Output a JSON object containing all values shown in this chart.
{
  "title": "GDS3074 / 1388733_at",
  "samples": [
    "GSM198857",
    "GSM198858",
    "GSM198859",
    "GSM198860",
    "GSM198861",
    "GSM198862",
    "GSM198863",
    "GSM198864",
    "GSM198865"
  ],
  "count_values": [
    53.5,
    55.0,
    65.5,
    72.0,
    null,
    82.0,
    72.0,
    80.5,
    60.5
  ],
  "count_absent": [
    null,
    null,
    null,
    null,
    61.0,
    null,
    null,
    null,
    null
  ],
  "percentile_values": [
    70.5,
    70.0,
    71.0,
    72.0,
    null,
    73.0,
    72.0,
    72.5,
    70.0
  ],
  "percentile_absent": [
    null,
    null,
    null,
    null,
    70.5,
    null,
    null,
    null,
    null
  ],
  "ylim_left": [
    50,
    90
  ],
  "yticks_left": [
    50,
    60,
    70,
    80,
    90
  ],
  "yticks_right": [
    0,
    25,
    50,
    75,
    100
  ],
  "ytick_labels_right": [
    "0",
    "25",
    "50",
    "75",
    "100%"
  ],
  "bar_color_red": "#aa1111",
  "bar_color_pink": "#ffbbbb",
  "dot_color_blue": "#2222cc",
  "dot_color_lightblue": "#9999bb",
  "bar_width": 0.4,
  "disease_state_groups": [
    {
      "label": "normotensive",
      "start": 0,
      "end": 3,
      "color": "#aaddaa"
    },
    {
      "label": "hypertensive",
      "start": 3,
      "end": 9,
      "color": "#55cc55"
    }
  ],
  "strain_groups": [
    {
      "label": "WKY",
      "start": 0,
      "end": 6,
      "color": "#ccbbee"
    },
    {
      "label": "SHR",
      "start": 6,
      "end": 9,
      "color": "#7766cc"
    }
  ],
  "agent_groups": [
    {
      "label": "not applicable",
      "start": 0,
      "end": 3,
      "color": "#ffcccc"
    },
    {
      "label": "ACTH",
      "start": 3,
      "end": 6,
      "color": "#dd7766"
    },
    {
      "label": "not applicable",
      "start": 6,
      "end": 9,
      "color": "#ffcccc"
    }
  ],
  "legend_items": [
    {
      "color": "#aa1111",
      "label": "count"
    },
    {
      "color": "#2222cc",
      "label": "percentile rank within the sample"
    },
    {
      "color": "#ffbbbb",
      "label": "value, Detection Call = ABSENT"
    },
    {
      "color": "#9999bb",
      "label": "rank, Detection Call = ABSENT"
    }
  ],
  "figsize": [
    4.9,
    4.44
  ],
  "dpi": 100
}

■ ■ ■

→ **Your task**
Copy all lines of the listing above that contain the string "rank".

→ **Exercise answer**
      "label": "percentile rank within the sample"
      "label": "rank, Detection Call = ABSENT"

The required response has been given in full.